Extracted records:
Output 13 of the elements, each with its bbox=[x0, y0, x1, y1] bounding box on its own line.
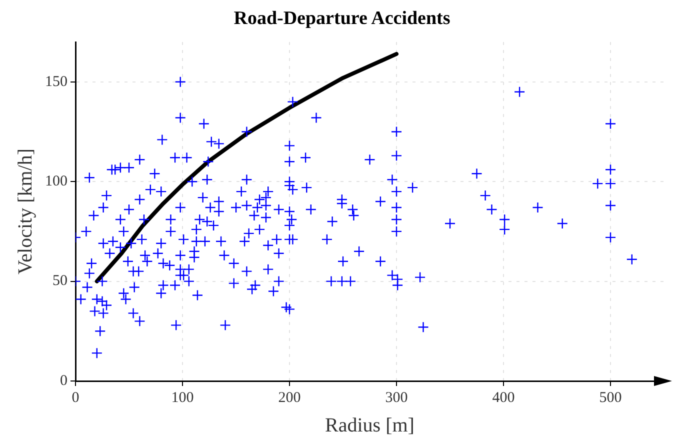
x-tick-label: 300 bbox=[385, 390, 408, 406]
y-tick-label: 150 bbox=[45, 74, 68, 90]
x-tick-label: 0 bbox=[72, 390, 80, 406]
y-axis-title: Velocity [km/h] bbox=[14, 148, 36, 275]
x-tick-label: 500 bbox=[599, 390, 622, 406]
x-tick-label: 200 bbox=[278, 390, 301, 406]
y-tick-label: 50 bbox=[52, 273, 68, 290]
x-tick-label: 100 bbox=[171, 390, 194, 406]
x-axis-title: Radius [m] bbox=[325, 414, 414, 436]
y-tick-label: 100 bbox=[45, 174, 68, 190]
chart-title: Road-Departure Accidents bbox=[232, 8, 452, 30]
x-tick-label: 400 bbox=[492, 390, 515, 406]
y-tick-label: 0 bbox=[60, 372, 68, 389]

What you will do:
Repeat the lines of every item above word for word, leaving out the pictures.

Answer for this exercise:
Output 13 of the elements, each with its bbox=[x0, y0, x1, y1] bounding box on its own line.
x-tick-label: 300 bbox=[385, 390, 408, 406]
y-tick-label: 150 bbox=[45, 74, 68, 90]
x-tick-label: 0 bbox=[72, 390, 80, 406]
y-axis-title: Velocity [km/h] bbox=[14, 148, 36, 275]
x-tick-label: 500 bbox=[599, 390, 622, 406]
x-tick-label: 200 bbox=[278, 390, 301, 406]
y-tick-label: 50 bbox=[52, 273, 68, 290]
x-tick-label: 100 bbox=[171, 390, 194, 406]
x-axis-title: Radius [m] bbox=[325, 414, 414, 436]
y-tick-label: 100 bbox=[45, 174, 68, 190]
chart-title: Road-Departure Accidents bbox=[232, 8, 452, 30]
x-tick-label: 400 bbox=[492, 390, 515, 406]
y-tick-label: 0 bbox=[60, 372, 68, 389]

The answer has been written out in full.